__EXERCISE BRIEF__.
Copy out every line exactly as given.

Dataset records
————

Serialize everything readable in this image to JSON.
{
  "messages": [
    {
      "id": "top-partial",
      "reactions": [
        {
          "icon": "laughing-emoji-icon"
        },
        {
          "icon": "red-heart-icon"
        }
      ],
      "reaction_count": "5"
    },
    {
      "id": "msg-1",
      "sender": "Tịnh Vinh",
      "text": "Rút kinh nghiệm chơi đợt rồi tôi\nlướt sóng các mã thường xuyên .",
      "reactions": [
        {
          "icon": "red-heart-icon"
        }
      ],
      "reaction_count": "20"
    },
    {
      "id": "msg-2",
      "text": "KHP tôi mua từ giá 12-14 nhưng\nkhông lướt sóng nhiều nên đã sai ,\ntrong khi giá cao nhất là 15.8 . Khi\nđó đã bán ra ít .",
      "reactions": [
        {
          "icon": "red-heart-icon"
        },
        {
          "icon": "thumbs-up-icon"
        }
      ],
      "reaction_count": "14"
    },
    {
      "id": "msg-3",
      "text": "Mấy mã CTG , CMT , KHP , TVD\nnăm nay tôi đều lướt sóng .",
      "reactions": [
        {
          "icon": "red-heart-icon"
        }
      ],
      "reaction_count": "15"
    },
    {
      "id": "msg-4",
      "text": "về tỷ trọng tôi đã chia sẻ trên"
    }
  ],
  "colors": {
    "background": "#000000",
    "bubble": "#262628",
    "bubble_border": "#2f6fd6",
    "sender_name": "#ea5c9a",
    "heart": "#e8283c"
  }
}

————

__EXERCISE SOLUTION__.
Serialize everything readable in this image to JSON.
{
  "messages": [
    {
      "id": "top-partial",
      "reactions": [
        {
          "icon": "laughing-emoji-icon"
        },
        {
          "icon": "red-heart-icon"
        }
      ],
      "reaction_count": "5"
    },
    {
      "id": "msg-1",
      "sender": "Tịnh Vinh",
      "text": "Rút kinh nghiệm chơi đợt rồi tôi\nlướt sóng các mã thường xuyên .",
      "reactions": [
        {
          "icon": "red-heart-icon"
        }
      ],
      "reaction_count": "20"
    },
    {
      "id": "msg-2",
      "text": "KHP tôi mua từ giá 12-14 nhưng\nkhông lướt sóng nhiều nên đã sai ,\ntrong khi giá cao nhất là 15.8 . Khi\nđó đã bán ra ít .",
      "reactions": [
        {
          "icon": "red-heart-icon"
        },
        {
          "icon": "thumbs-up-icon"
        }
      ],
      "reaction_count": "14"
    },
    {
      "id": "msg-3",
      "text": "Mấy mã CTG , CMT , KHP , TVD\nnăm nay tôi đều lướt sóng .",
      "reactions": [
        {
          "icon": "red-heart-icon"
        }
      ],
      "reaction_count": "15"
    },
    {
      "id": "msg-4",
      "text": "về tỷ trọng tôi đã chia sẻ trên"
    }
  ],
  "colors": {
    "background": "#000000",
    "bubble": "#262628",
    "bubble_border": "#2f6fd6",
    "sender_name": "#ea5c9a",
    "heart": "#e8283c"
  }
}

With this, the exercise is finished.